::: Source records
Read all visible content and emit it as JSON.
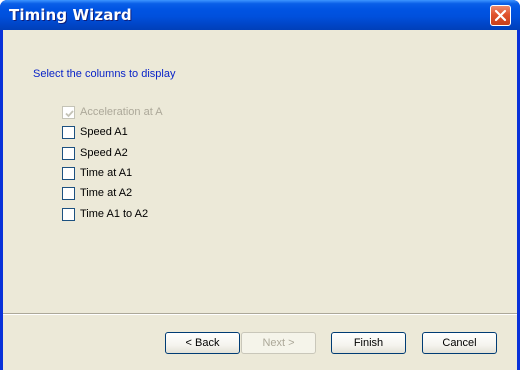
{
  "window": {
    "title": "Timing Wizard",
    "close_icon": "close-icon"
  },
  "content": {
    "heading": "Select the columns to display",
    "options": [
      {
        "label": "Acceleration at A",
        "checked": true,
        "disabled": true
      },
      {
        "label": "Speed A1",
        "checked": false,
        "disabled": false
      },
      {
        "label": "Speed A2",
        "checked": false,
        "disabled": false
      },
      {
        "label": "Time at A1",
        "checked": false,
        "disabled": false
      },
      {
        "label": "Time at A2",
        "checked": false,
        "disabled": false
      },
      {
        "label": "Time A1 to A2",
        "checked": false,
        "disabled": false
      }
    ]
  },
  "buttons": {
    "back": "< Back",
    "next": "Next >",
    "finish": "Finish",
    "cancel": "Cancel"
  },
  "colors": {
    "titlebar": "#0054e3",
    "dialog_bg": "#ece9d8",
    "heading_text": "#0a24c8",
    "close_button": "#e0532d"
  }
}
::::::
• What is asked: Of the lines in the entries above, how many include "Time"? Only the number should be given.

• Correct result: 3